══ Supplied material

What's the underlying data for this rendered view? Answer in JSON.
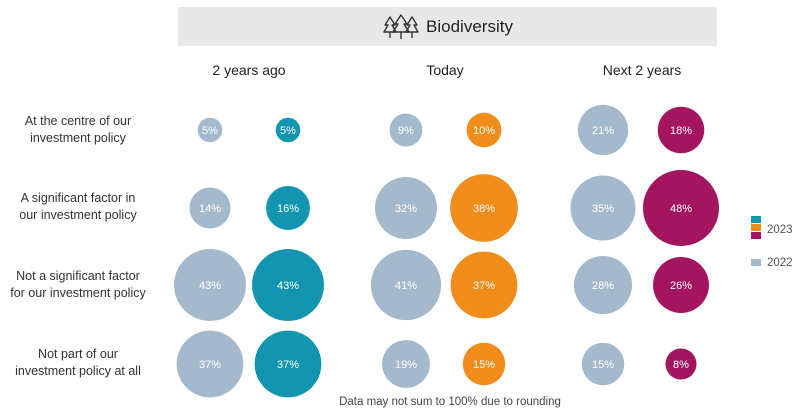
{
  "chart_data": {
    "type": "bubble",
    "title": "Biodiversity",
    "categories": [
      "2 years ago",
      "Today",
      "Next 2 years"
    ],
    "rows": [
      "At the centre of our investment policy",
      "A significant factor in our investment policy",
      "Not a significant factor for our investment policy",
      "Not part of our investment policy at all"
    ],
    "row_labels": [
      [
        "At the centre of our",
        "investment policy"
      ],
      [
        "A significant factor in",
        "our investment policy"
      ],
      [
        "Not a significant factor",
        "for our investment policy"
      ],
      [
        "Not part of our",
        "investment policy at all"
      ]
    ],
    "series": [
      {
        "name": "2022",
        "values": [
          [
            5,
            14,
            43,
            37
          ],
          [
            9,
            32,
            41,
            19
          ],
          [
            21,
            35,
            28,
            15
          ]
        ]
      },
      {
        "name": "2023",
        "values": [
          [
            5,
            16,
            43,
            37
          ],
          [
            10,
            38,
            37,
            15
          ],
          [
            18,
            48,
            26,
            8
          ]
        ]
      }
    ],
    "value_suffix": "%",
    "legend": [
      "2023",
      "2022"
    ],
    "footnote": "Data may not sum to 100% due to rounding",
    "colors": {
      "series_2022": "#a4b9cc",
      "series_2023_by_column": [
        "#1296b0",
        "#f08c1a",
        "#a3155f"
      ],
      "title_bar_bg": "#e8e8e8"
    }
  }
}
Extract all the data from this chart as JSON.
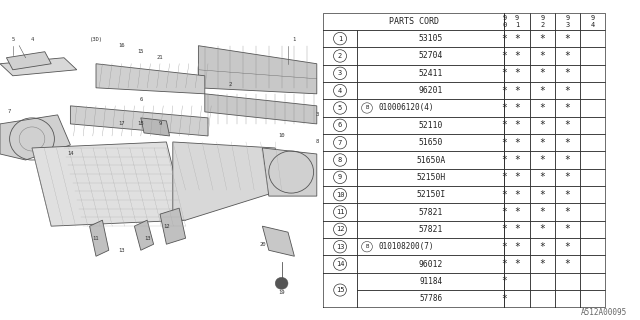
{
  "title": "A512A00095",
  "rows": [
    {
      "num": "1",
      "code": "53105",
      "b": false,
      "marks": [
        1,
        1,
        1,
        1,
        0
      ]
    },
    {
      "num": "2",
      "code": "52704",
      "b": false,
      "marks": [
        1,
        1,
        1,
        1,
        0
      ]
    },
    {
      "num": "3",
      "code": "52411",
      "b": false,
      "marks": [
        1,
        1,
        1,
        1,
        0
      ]
    },
    {
      "num": "4",
      "code": "96201",
      "b": false,
      "marks": [
        1,
        1,
        1,
        1,
        0
      ]
    },
    {
      "num": "5",
      "code": "010006120(4)",
      "b": true,
      "marks": [
        1,
        1,
        1,
        1,
        0
      ]
    },
    {
      "num": "6",
      "code": "52110",
      "b": false,
      "marks": [
        1,
        1,
        1,
        1,
        0
      ]
    },
    {
      "num": "7",
      "code": "51650",
      "b": false,
      "marks": [
        1,
        1,
        1,
        1,
        0
      ]
    },
    {
      "num": "8",
      "code": "51650A",
      "b": false,
      "marks": [
        1,
        1,
        1,
        1,
        0
      ]
    },
    {
      "num": "9",
      "code": "52150H",
      "b": false,
      "marks": [
        1,
        1,
        1,
        1,
        0
      ]
    },
    {
      "num": "10",
      "code": "52150I",
      "b": false,
      "marks": [
        1,
        1,
        1,
        1,
        0
      ]
    },
    {
      "num": "11",
      "code": "57821",
      "b": false,
      "marks": [
        1,
        1,
        1,
        1,
        0
      ]
    },
    {
      "num": "12",
      "code": "57821",
      "b": false,
      "marks": [
        1,
        1,
        1,
        1,
        0
      ]
    },
    {
      "num": "13",
      "code": "010108200(7)",
      "b": true,
      "marks": [
        1,
        1,
        1,
        1,
        0
      ]
    },
    {
      "num": "14",
      "code": "96012",
      "b": false,
      "marks": [
        1,
        1,
        1,
        1,
        0
      ]
    },
    {
      "num": "15",
      "code": "91184",
      "b": false,
      "marks": [
        1,
        0,
        0,
        0,
        0
      ],
      "sub": true,
      "sub_code": "57786",
      "sub_marks": [
        1,
        0,
        0,
        0,
        0
      ]
    }
  ],
  "year_cols": [
    "9\n0",
    "9\n1",
    "9\n2",
    "9\n3",
    "9\n4"
  ],
  "bg_color": "#ffffff"
}
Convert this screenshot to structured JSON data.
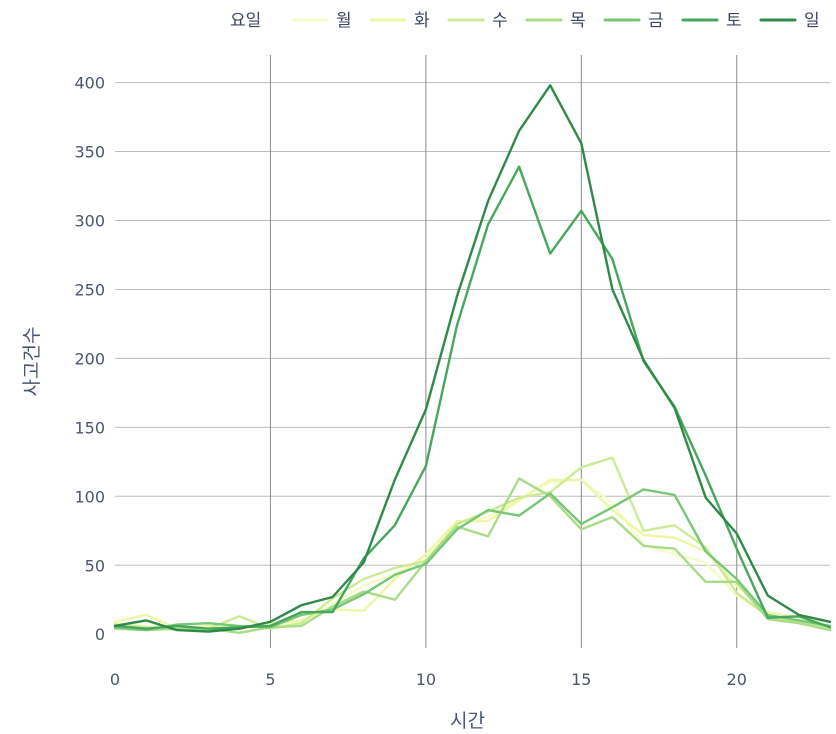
{
  "chart_data": {
    "type": "line",
    "xlabel": "시간",
    "ylabel": "사고건수",
    "xlim": [
      0,
      23
    ],
    "ylim": [
      -10,
      420
    ],
    "xticks": [
      0,
      5,
      10,
      15,
      20
    ],
    "yticks": [
      0,
      50,
      100,
      150,
      200,
      250,
      300,
      350,
      400
    ],
    "grid": true,
    "legend": {
      "title": "요일",
      "placement": "top"
    },
    "x": [
      0,
      1,
      2,
      3,
      4,
      5,
      6,
      7,
      8,
      9,
      10,
      11,
      12,
      13,
      14,
      15,
      16,
      17,
      18,
      19,
      20,
      21,
      22,
      23
    ],
    "series": [
      {
        "name": "월",
        "color": "#f5fbc8",
        "values": [
          8,
          6,
          5,
          4,
          6,
          5,
          9,
          22,
          35,
          44,
          55,
          80,
          85,
          98,
          110,
          112,
          95,
          65,
          58,
          52,
          28,
          14,
          9,
          5
        ]
      },
      {
        "name": "화",
        "color": "#eef7a6",
        "values": [
          9,
          14,
          4,
          6,
          4,
          8,
          10,
          18,
          17,
          40,
          58,
          82,
          82,
          97,
          112,
          112,
          90,
          72,
          70,
          60,
          35,
          16,
          12,
          9
        ]
      },
      {
        "name": "수",
        "color": "#cdeb94",
        "values": [
          7,
          5,
          3,
          4,
          13,
          4,
          8,
          26,
          40,
          48,
          53,
          80,
          89,
          99,
          103,
          121,
          128,
          75,
          79,
          63,
          30,
          13,
          9,
          5
        ]
      },
      {
        "name": "목",
        "color": "#a9dc86",
        "values": [
          4,
          3,
          4,
          4,
          1,
          5,
          6,
          20,
          31,
          25,
          53,
          78,
          71,
          113,
          100,
          76,
          85,
          64,
          62,
          38,
          38,
          11,
          8,
          3
        ]
      },
      {
        "name": "금",
        "color": "#76c776",
        "values": [
          5,
          3,
          7,
          8,
          6,
          5,
          14,
          18,
          29,
          43,
          51,
          76,
          90,
          86,
          102,
          80,
          92,
          105,
          101,
          60,
          40,
          14,
          10,
          6
        ]
      },
      {
        "name": "토",
        "color": "#45a85e",
        "values": [
          6,
          4,
          6,
          4,
          5,
          6,
          16,
          16,
          55,
          79,
          122,
          224,
          297,
          339,
          276,
          307,
          272,
          198,
          165,
          115,
          62,
          12,
          13,
          5
        ]
      },
      {
        "name": "일",
        "color": "#2f8a4a",
        "values": [
          6,
          10,
          3,
          2,
          4,
          9,
          21,
          27,
          52,
          112,
          163,
          245,
          314,
          365,
          398,
          356,
          250,
          199,
          164,
          99,
          73,
          28,
          14,
          9
        ]
      }
    ]
  }
}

════

▸ Problem to work on:
Give the entries again without a single change, but with no pictures.

▸ Result of this exercise:
What's the underlying data for this rendered view? Answer in JSON.
{
  "chart_data": {
    "type": "bubble",
    "title": "Biodiversity",
    "categories": [
      "2 years ago",
      "Today",
      "Next 2 years"
    ],
    "rows": [
      "At the centre of our investment policy",
      "A significant factor in our investment policy",
      "Not a significant factor for our investment policy",
      "Not part of our investment policy at all"
    ],
    "row_labels": [
      [
        "At the centre of our",
        "investment policy"
      ],
      [
        "A significant factor in",
        "our investment policy"
      ],
      [
        "Not a significant factor",
        "for our investment policy"
      ],
      [
        "Not part of our",
        "investment policy at all"
      ]
    ],
    "series": [
      {
        "name": "2022",
        "values": [
          [
            5,
            14,
            43,
            37
          ],
          [
            9,
            32,
            41,
            19
          ],
          [
            21,
            35,
            28,
            15
          ]
        ]
      },
      {
        "name": "2023",
        "values": [
          [
            5,
            16,
            43,
            37
          ],
          [
            10,
            38,
            37,
            15
          ],
          [
            18,
            48,
            26,
            8
          ]
        ]
      }
    ],
    "value_suffix": "%",
    "legend": [
      "2023",
      "2022"
    ],
    "footnote": "Data may not sum to 100% due to rounding",
    "colors": {
      "series_2022": "#a4b9cc",
      "series_2023_by_column": [
        "#1296b0",
        "#f08c1a",
        "#a3155f"
      ],
      "title_bar_bg": "#e8e8e8"
    }
  }
}
Extract all the data from this chart as JSON.
{
  "title": "A512A00095",
  "rows": [
    {
      "num": "1",
      "code": "53105",
      "b": false,
      "marks": [
        1,
        1,
        1,
        1,
        0
      ]
    },
    {
      "num": "2",
      "code": "52704",
      "b": false,
      "marks": [
        1,
        1,
        1,
        1,
        0
      ]
    },
    {
      "num": "3",
      "code": "52411",
      "b": false,
      "marks": [
        1,
        1,
        1,
        1,
        0
      ]
    },
    {
      "num": "4",
      "code": "96201",
      "b": false,
      "marks": [
        1,
        1,
        1,
        1,
        0
      ]
    },
    {
      "num": "5",
      "code": "010006120(4)",
      "b": true,
      "marks": [
        1,
        1,
        1,
        1,
        0
      ]
    },
    {
      "num": "6",
      "code": "52110",
      "b": false,
      "marks": [
        1,
        1,
        1,
        1,
        0
      ]
    },
    {
      "num": "7",
      "code": "51650",
      "b": false,
      "marks": [
        1,
        1,
        1,
        1,
        0
      ]
    },
    {
      "num": "8",
      "code": "51650A",
      "b": false,
      "marks": [
        1,
        1,
        1,
        1,
        0
      ]
    },
    {
      "num": "9",
      "code": "52150H",
      "b": false,
      "marks": [
        1,
        1,
        1,
        1,
        0
      ]
    },
    {
      "num": "10",
      "code": "52150I",
      "b": false,
      "marks": [
        1,
        1,
        1,
        1,
        0
      ]
    },
    {
      "num": "11",
      "code": "57821",
      "b": false,
      "marks": [
        1,
        1,
        1,
        1,
        0
      ]
    },
    {
      "num": "12",
      "code": "57821",
      "b": false,
      "marks": [
        1,
        1,
        1,
        1,
        0
      ]
    },
    {
      "num": "13",
      "code": "010108200(7)",
      "b": true,
      "marks": [
        1,
        1,
        1,
        1,
        0
      ]
    },
    {
      "num": "14",
      "code": "96012",
      "b": false,
      "marks": [
        1,
        1,
        1,
        1,
        0
      ]
    },
    {
      "num": "15",
      "code": "91184",
      "b": false,
      "marks": [
        1,
        0,
        0,
        0,
        0
      ],
      "sub": true,
      "sub_code": "57786",
      "sub_marks": [
        1,
        0,
        0,
        0,
        0
      ]
    }
  ],
  "year_cols": [
    "9\n0",
    "9\n1",
    "9\n2",
    "9\n3",
    "9\n4"
  ],
  "bg_color": "#ffffff"
}
Convert this screenshot to structured JSON data.
{
  "chart_data": {
    "type": "line",
    "xlabel": "시간",
    "ylabel": "사고건수",
    "xlim": [
      0,
      23
    ],
    "ylim": [
      -10,
      420
    ],
    "xticks": [
      0,
      5,
      10,
      15,
      20
    ],
    "yticks": [
      0,
      50,
      100,
      150,
      200,
      250,
      300,
      350,
      400
    ],
    "grid": true,
    "legend": {
      "title": "요일",
      "placement": "top"
    },
    "x": [
      0,
      1,
      2,
      3,
      4,
      5,
      6,
      7,
      8,
      9,
      10,
      11,
      12,
      13,
      14,
      15,
      16,
      17,
      18,
      19,
      20,
      21,
      22,
      23
    ],
    "series": [
      {
        "name": "월",
        "color": "#f5fbc8",
        "values": [
          8,
          6,
          5,
          4,
          6,
          5,
          9,
          22,
          35,
          44,
          55,
          80,
          85,
          98,
          110,
          112,
          95,
          65,
          58,
          52,
          28,
          14,
          9,
          5
        ]
      },
      {
        "name": "화",
        "color": "#eef7a6",
        "values": [
          9,
          14,
          4,
          6,
          4,
          8,
          10,
          18,
          17,
          40,
          58,
          82,
          82,
          97,
          112,
          112,
          90,
          72,
          70,
          60,
          35,
          16,
          12,
          9
        ]
      },
      {
        "name": "수",
        "color": "#cdeb94",
        "values": [
          7,
          5,
          3,
          4,
          13,
          4,
          8,
          26,
          40,
          48,
          53,
          80,
          89,
          99,
          103,
          121,
          128,
          75,
          79,
          63,
          30,
          13,
          9,
          5
        ]
      },
      {
        "name": "목",
        "color": "#a9dc86",
        "values": [
          4,
          3,
          4,
          4,
          1,
          5,
          6,
          20,
          31,
          25,
          53,
          78,
          71,
          113,
          100,
          76,
          85,
          64,
          62,
          38,
          38,
          11,
          8,
          3
        ]
      },
      {
        "name": "금",
        "color": "#76c776",
        "values": [
          5,
          3,
          7,
          8,
          6,
          5,
          14,
          18,
          29,
          43,
          51,
          76,
          90,
          86,
          102,
          80,
          92,
          105,
          101,
          60,
          40,
          14,
          10,
          6
        ]
      },
      {
        "name": "토",
        "color": "#45a85e",
        "values": [
          6,
          4,
          6,
          4,
          5,
          6,
          16,
          16,
          55,
          79,
          122,
          224,
          297,
          339,
          276,
          307,
          272,
          198,
          165,
          115,
          62,
          12,
          13,
          5
        ]
      },
      {
        "name": "일",
        "color": "#2f8a4a",
        "values": [
          6,
          10,
          3,
          2,
          4,
          9,
          21,
          27,
          52,
          112,
          163,
          245,
          314,
          365,
          398,
          356,
          250,
          199,
          164,
          99,
          73,
          28,
          14,
          9
        ]
      }
    ]
  }
}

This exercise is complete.